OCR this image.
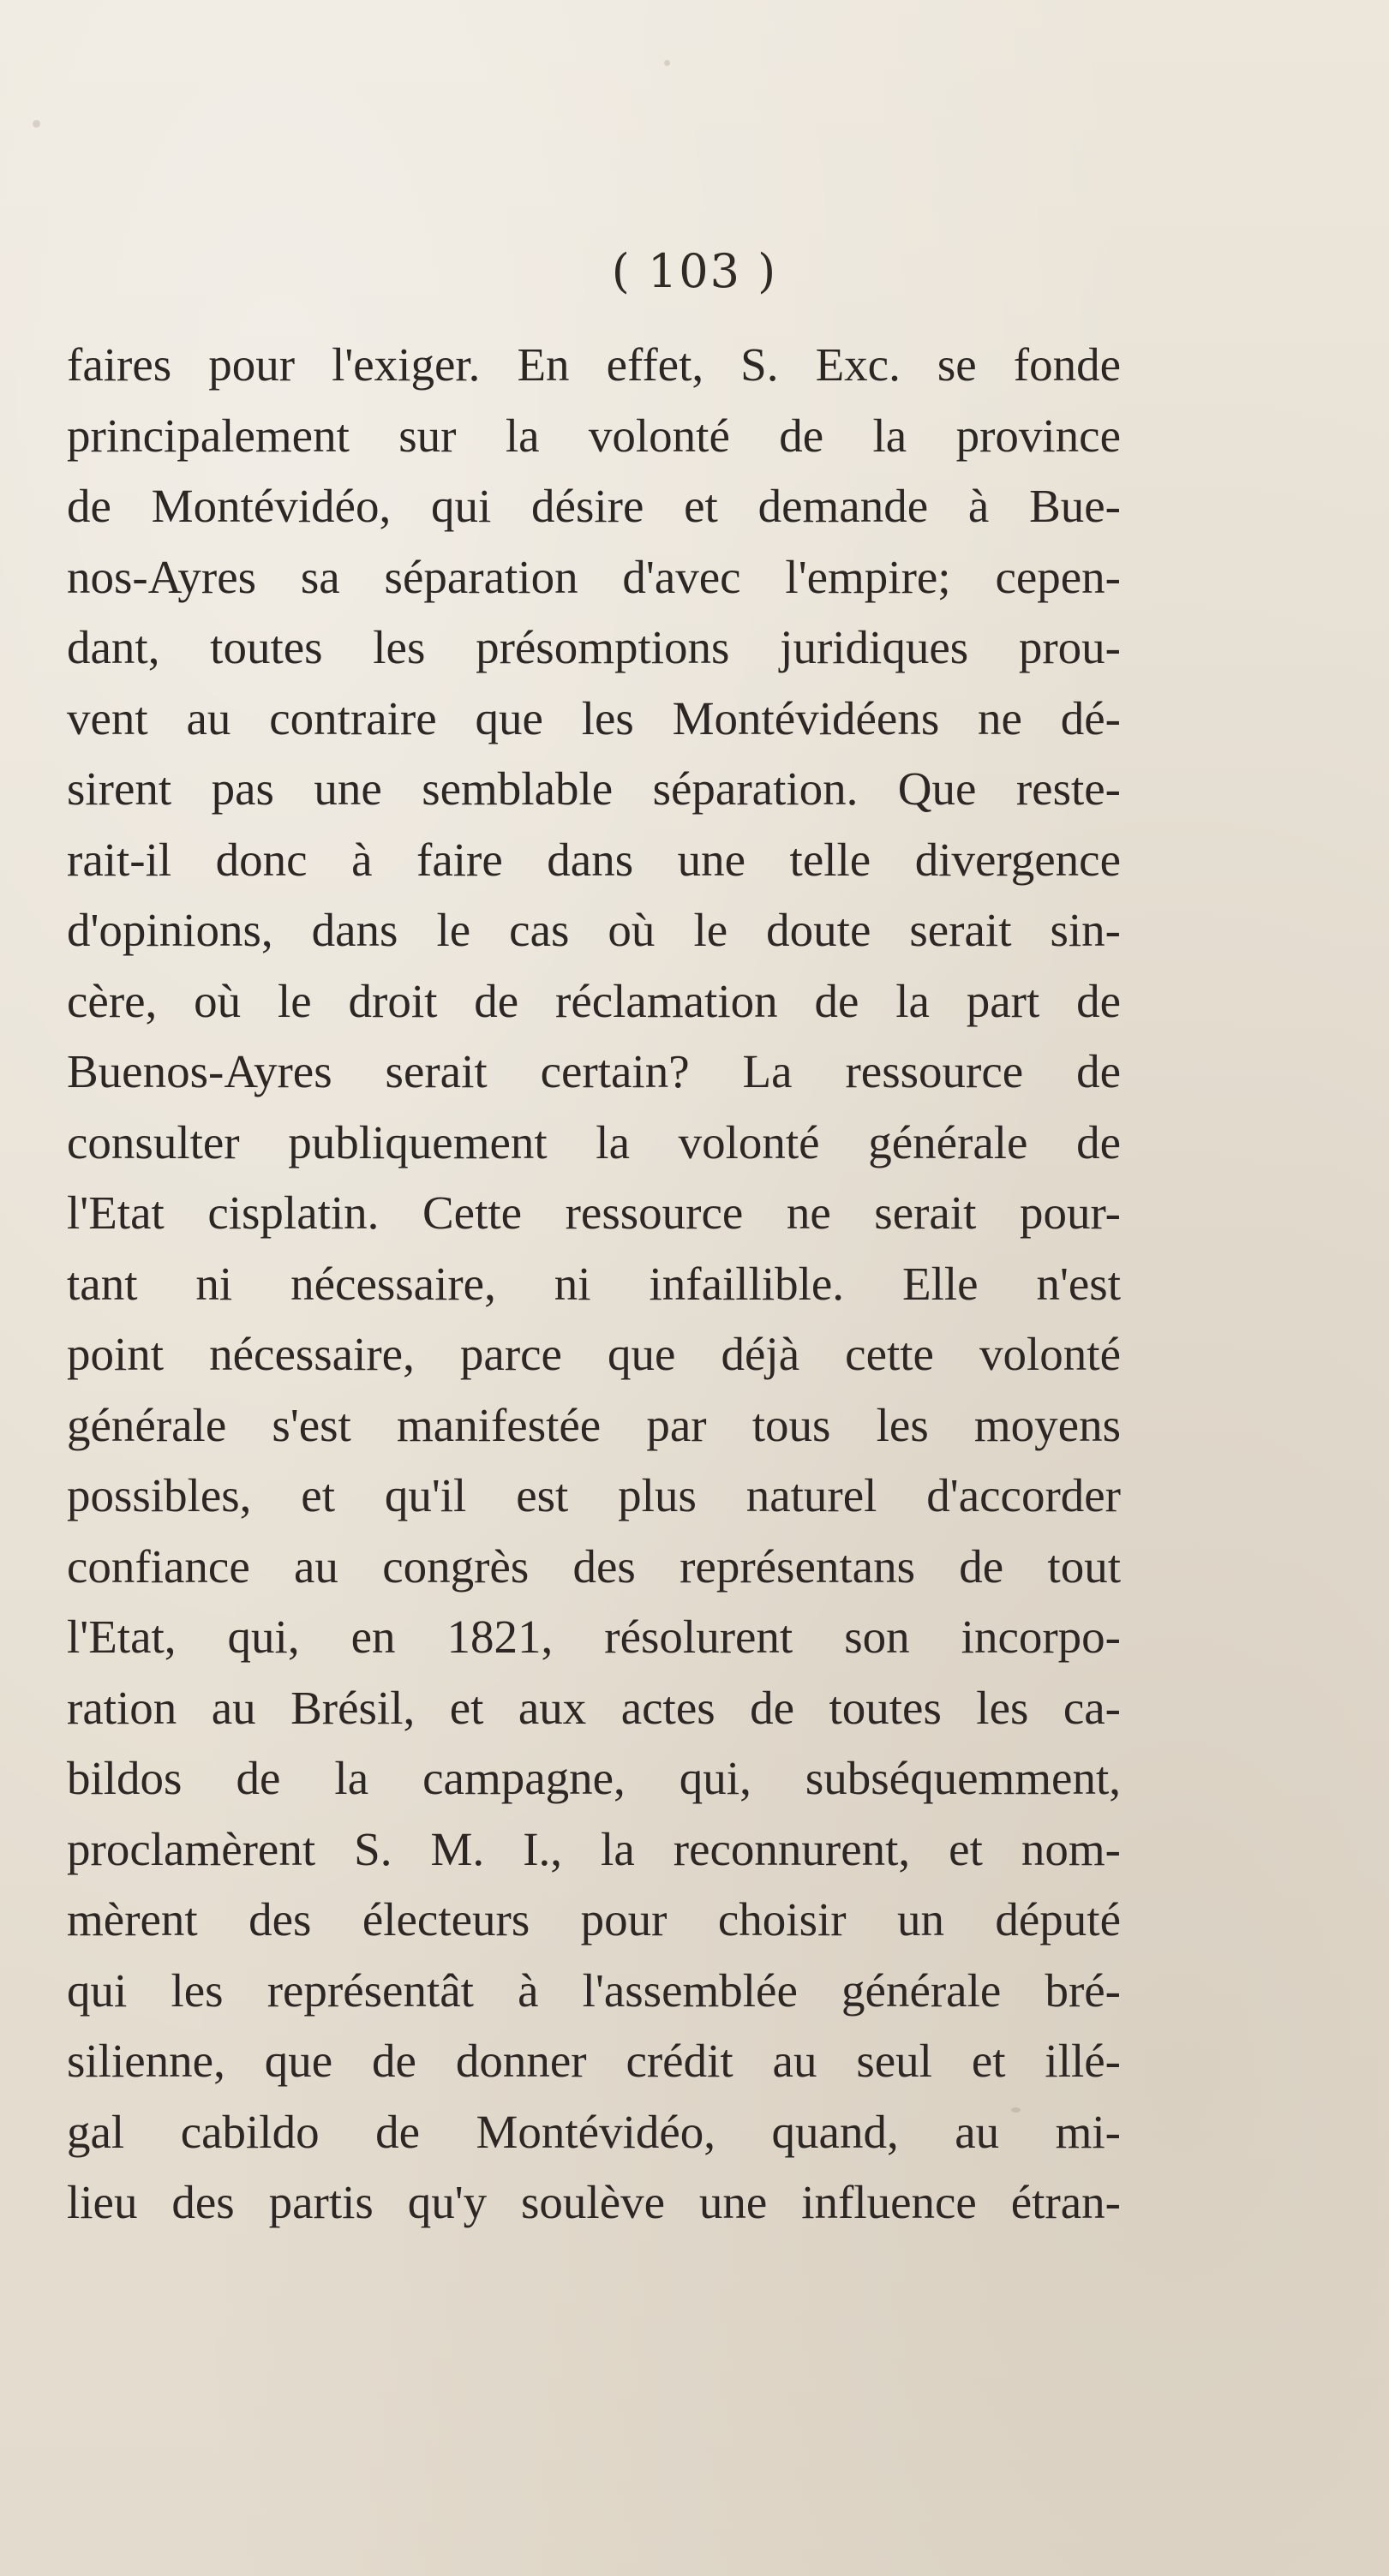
( 103 )
faires pour l'exiger. En effet, S. Exc. se fonde
principalement sur la volonté de la province
de Montévidéo, qui désire et demande à Bue-
nos-Ayres sa séparation d'avec l'empire; cepen-
dant, toutes les présomptions juridiques prou-
vent au contraire que les Montévidéens ne dé-
sirent pas une semblable séparation. Que reste-
rait-il donc à faire dans une telle divergence
d'opinions, dans le cas où le doute serait sin-
cère, où le droit de réclamation de la part de
Buenos-Ayres serait certain? La ressource de
consulter publiquement la volonté générale de
l'Etat cisplatin. Cette ressource ne serait pour-
tant ni nécessaire, ni infaillible. Elle n'est
point nécessaire, parce que déjà cette volonté
générale s'est manifestée par tous les moyens
possibles, et qu'il est plus naturel d'accorder
confiance au congrès des représentans de tout
l'Etat, qui, en 1821, résolurent son incorpo-
ration au Brésil, et aux actes de toutes les ca-
bildos de la campagne, qui, subséquemment,
proclamèrent S. M. I., la reconnurent, et nom-
mèrent des électeurs pour choisir un député
qui les représentât à l'assemblée générale bré-
silienne, que de donner crédit au seul et illé-
gal cabildo de Montévidéo, quand, au mi-
lieu des partis qu'y soulève une influence étran-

EXERCISE DIRECTIONS = State how many lines of the listing include the word "serait". Reply with the number alone.

EXERCISE OUTPUT = 3